▸ Description of the task: Your task is to give the data again, exactly, with every line intact.

# Records to use start

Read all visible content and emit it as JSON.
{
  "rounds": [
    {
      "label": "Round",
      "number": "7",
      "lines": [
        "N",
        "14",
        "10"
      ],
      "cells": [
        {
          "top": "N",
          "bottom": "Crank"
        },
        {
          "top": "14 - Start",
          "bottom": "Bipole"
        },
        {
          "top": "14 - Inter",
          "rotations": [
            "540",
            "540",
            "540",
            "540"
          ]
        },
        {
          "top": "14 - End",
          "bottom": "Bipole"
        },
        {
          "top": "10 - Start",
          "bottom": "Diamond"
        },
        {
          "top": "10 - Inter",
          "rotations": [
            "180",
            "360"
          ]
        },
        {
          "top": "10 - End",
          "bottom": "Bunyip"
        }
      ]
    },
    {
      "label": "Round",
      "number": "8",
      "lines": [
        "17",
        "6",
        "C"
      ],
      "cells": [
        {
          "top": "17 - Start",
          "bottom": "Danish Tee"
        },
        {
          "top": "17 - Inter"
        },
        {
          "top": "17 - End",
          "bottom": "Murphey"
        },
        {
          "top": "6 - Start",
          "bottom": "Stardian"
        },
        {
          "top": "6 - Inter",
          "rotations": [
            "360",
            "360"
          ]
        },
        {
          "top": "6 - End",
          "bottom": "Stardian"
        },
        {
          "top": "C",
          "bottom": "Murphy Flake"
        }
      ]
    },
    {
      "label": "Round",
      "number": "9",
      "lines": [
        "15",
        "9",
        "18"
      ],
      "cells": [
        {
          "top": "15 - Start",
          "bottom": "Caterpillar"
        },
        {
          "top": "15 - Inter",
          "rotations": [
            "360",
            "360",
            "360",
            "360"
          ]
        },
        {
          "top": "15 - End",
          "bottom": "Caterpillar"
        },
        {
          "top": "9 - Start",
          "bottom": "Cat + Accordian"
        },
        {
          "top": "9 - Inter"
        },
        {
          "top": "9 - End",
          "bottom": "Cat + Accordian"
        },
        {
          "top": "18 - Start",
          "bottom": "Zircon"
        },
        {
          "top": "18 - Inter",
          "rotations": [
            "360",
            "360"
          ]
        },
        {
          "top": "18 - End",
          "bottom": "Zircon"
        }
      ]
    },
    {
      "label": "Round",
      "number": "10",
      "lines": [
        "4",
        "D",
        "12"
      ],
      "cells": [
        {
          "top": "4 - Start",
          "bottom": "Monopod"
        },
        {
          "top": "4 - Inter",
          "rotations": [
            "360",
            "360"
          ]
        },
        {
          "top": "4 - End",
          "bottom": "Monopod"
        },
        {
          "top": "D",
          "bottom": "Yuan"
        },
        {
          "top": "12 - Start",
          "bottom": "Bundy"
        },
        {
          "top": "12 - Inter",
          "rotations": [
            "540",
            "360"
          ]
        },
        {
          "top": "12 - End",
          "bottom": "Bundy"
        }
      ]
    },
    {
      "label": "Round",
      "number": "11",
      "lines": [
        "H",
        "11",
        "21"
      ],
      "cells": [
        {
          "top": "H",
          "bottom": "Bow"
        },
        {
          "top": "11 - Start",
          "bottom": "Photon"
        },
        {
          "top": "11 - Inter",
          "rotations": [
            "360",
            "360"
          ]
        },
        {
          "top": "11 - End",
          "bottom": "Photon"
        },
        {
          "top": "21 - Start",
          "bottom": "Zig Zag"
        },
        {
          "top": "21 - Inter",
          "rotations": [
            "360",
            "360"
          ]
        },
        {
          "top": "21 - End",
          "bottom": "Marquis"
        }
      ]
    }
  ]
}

# Records to use end

▸ In response:
Read all visible content and emit it as JSON.
{
  "rounds": [
    {
      "label": "Round",
      "number": "7",
      "lines": [
        "N",
        "14",
        "10"
      ],
      "cells": [
        {
          "top": "N",
          "bottom": "Crank"
        },
        {
          "top": "14 - Start",
          "bottom": "Bipole"
        },
        {
          "top": "14 - Inter",
          "rotations": [
            "540",
            "540",
            "540",
            "540"
          ]
        },
        {
          "top": "14 - End",
          "bottom": "Bipole"
        },
        {
          "top": "10 - Start",
          "bottom": "Diamond"
        },
        {
          "top": "10 - Inter",
          "rotations": [
            "180",
            "360"
          ]
        },
        {
          "top": "10 - End",
          "bottom": "Bunyip"
        }
      ]
    },
    {
      "label": "Round",
      "number": "8",
      "lines": [
        "17",
        "6",
        "C"
      ],
      "cells": [
        {
          "top": "17 - Start",
          "bottom": "Danish Tee"
        },
        {
          "top": "17 - Inter"
        },
        {
          "top": "17 - End",
          "bottom": "Murphey"
        },
        {
          "top": "6 - Start",
          "bottom": "Stardian"
        },
        {
          "top": "6 - Inter",
          "rotations": [
            "360",
            "360"
          ]
        },
        {
          "top": "6 - End",
          "bottom": "Stardian"
        },
        {
          "top": "C",
          "bottom": "Murphy Flake"
        }
      ]
    },
    {
      "label": "Round",
      "number": "9",
      "lines": [
        "15",
        "9",
        "18"
      ],
      "cells": [
        {
          "top": "15 - Start",
          "bottom": "Caterpillar"
        },
        {
          "top": "15 - Inter",
          "rotations": [
            "360",
            "360",
            "360",
            "360"
          ]
        },
        {
          "top": "15 - End",
          "bottom": "Caterpillar"
        },
        {
          "top": "9 - Start",
          "bottom": "Cat + Accordian"
        },
        {
          "top": "9 - Inter"
        },
        {
          "top": "9 - End",
          "bottom": "Cat + Accordian"
        },
        {
          "top": "18 - Start",
          "bottom": "Zircon"
        },
        {
          "top": "18 - Inter",
          "rotations": [
            "360",
            "360"
          ]
        },
        {
          "top": "18 - End",
          "bottom": "Zircon"
        }
      ]
    },
    {
      "label": "Round",
      "number": "10",
      "lines": [
        "4",
        "D",
        "12"
      ],
      "cells": [
        {
          "top": "4 - Start",
          "bottom": "Monopod"
        },
        {
          "top": "4 - Inter",
          "rotations": [
            "360",
            "360"
          ]
        },
        {
          "top": "4 - End",
          "bottom": "Monopod"
        },
        {
          "top": "D",
          "bottom": "Yuan"
        },
        {
          "top": "12 - Start",
          "bottom": "Bundy"
        },
        {
          "top": "12 - Inter",
          "rotations": [
            "540",
            "360"
          ]
        },
        {
          "top": "12 - End",
          "bottom": "Bundy"
        }
      ]
    },
    {
      "label": "Round",
      "number": "11",
      "lines": [
        "H",
        "11",
        "21"
      ],
      "cells": [
        {
          "top": "H",
          "bottom": "Bow"
        },
        {
          "top": "11 - Start",
          "bottom": "Photon"
        },
        {
          "top": "11 - Inter",
          "rotations": [
            "360",
            "360"
          ]
        },
        {
          "top": "11 - End",
          "bottom": "Photon"
        },
        {
          "top": "21 - Start",
          "bottom": "Zig Zag"
        },
        {
          "top": "21 - Inter",
          "rotations": [
            "360",
            "360"
          ]
        },
        {
          "top": "21 - End",
          "bottom": "Marquis"
        }
      ]
    }
  ]
}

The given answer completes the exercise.